Text zur Analyse:
+-------+
Wie leben wir Elternschaft?

In den meisten Familien ist mit der Geburt des ersten Kindes die Mutter die meisten Stunden am Tag beim Kind und damit auch nah am Baby dran. So war es zumindest bei uns und so ist es nach wie vor in den meisten Familien in Deutschland im ersten Lebensjahr. Zum Glück ist gleichberechtigte Elternschaft dennoch zum Thema geworden und es ändert sich Manches. Viele Väter verbringen mehr und mehr Zeit mit ihren Kindern, übernehmen Elternzeiten und Vätermonate oder teilen sich Care- und Erwerbsarbeit gleichmäßig mit ihren Partnerinnen auf. Trotzdem gibt es insgesamt gesehen weiterhin ein gesellschaftliches Ungleichgewicht. Care- oder Sorgearbeit ist in den allermeisten Köpfen einfach der Job der Frau. 

Ich selbst habe in unserem Familienalltag erst nach und nach realisiert, welche Rolle ich eingenommen hatte und wie wir unsere Elternschaft lebten. Durch viele Gespräche und unter anderem die Inanspruchnahme einer wirklich guten Beratung, bekamen wir Schritt für Schritt neue Ideen, wie wir unsere Elternschaft anders leben können und wie wir sie so gestalten können, dass sie uns entspricht und nicht nur alte und bewährte Muster weiterführt. Ein paar Schritte, die wir auf diesem Weg gegangen sind, möchte ich hier nachzeichnen.
+-------+
Angezeigte Daten:
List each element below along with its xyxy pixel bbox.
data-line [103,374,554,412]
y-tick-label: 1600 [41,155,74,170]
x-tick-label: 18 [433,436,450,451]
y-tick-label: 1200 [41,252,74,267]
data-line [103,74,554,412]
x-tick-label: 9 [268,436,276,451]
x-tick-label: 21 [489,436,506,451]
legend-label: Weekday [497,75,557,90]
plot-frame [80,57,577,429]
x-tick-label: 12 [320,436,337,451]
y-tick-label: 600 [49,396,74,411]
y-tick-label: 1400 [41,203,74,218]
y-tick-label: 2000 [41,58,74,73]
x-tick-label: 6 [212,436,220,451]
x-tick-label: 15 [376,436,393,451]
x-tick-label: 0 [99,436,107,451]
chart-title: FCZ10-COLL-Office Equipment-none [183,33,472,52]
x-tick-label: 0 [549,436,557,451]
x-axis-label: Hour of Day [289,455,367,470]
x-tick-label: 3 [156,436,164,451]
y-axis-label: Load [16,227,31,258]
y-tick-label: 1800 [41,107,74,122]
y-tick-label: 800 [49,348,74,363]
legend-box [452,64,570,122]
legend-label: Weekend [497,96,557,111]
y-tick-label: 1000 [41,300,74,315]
+-------+
Arbeitsauftrag 1: Was führte laut dem Text über Elternschaft neben vielen Gesprächen Schritt für Schritt zu neuen Ideen?
Arbeitsauftrag 2: Führe den Text über gleichberechtigte Elternschaft im Anschluss an seinen letzten Satz fort.

Erwartete Antwort 1: Die Inanspruchnahme einer wirklich guten Beratung.

Erwartete Antwort 2:
Schritt 1: Realisieren, wie wir Elternschaft leben

Wir mussten erst einmal realisieren, in welche Rollen wir durch unsere Elternschaft gerutscht waren. Ich vertrat als Mama relativ dominant meine Meinung zu allen Themen, die die Kinder betrafen. Schließlich hatte ich durch die viele Zeit mit ihnen die meisten Erfahrungen gesammelt und wusste einfach, was funktionierte und was eben nicht. Mein Mann hatte auch viele gute Ideen und wir diskutierten auch Manches aus, aber in der Alltagspraxis war meistens ich diejenige, die die guten Ideen realisierte und daher auch entschied auf welche Art und Weise. 

Schritt 2: Gleichberechtigung von Ideen und Erziehungsansätzen

Ich als Frau/Mama wollte und musste lernen, dass mein Mann die Dinge, die unsere Kinder betreffen mindestens genauso gut macht und kann wie ich. Er macht sie anders und das ist gut so. Also halte ich mich raus, wenn er den Rucksack für den Ausflug packt und diktiere ihm nicht meine Packliste. Ich halte mich auch raus, wenn er mit den Kindern überlegt, was sie machen wollen und gebe nicht meine ach so guten Ideen weiter. Mein Mann braucht genau wie ich Zeit, um Erfahrungen mit den Kindern, dem ganzen Care-Kram, der Haus- und Gartenarbeit zu sammeln. Das ist für uns alle wichtig. Mir gibt es Freiraum, ihm mehr Aufgaben und die Kids profitieren von seiner anderen, oft entspannteren Art. Sie fragen auch nicht mehr immer mich um Rat, sondern auch ihn. Es macht also NUR SINN, dass wir uns anders aufteilen. Zeitmäßig und auch aufgabenmäßig.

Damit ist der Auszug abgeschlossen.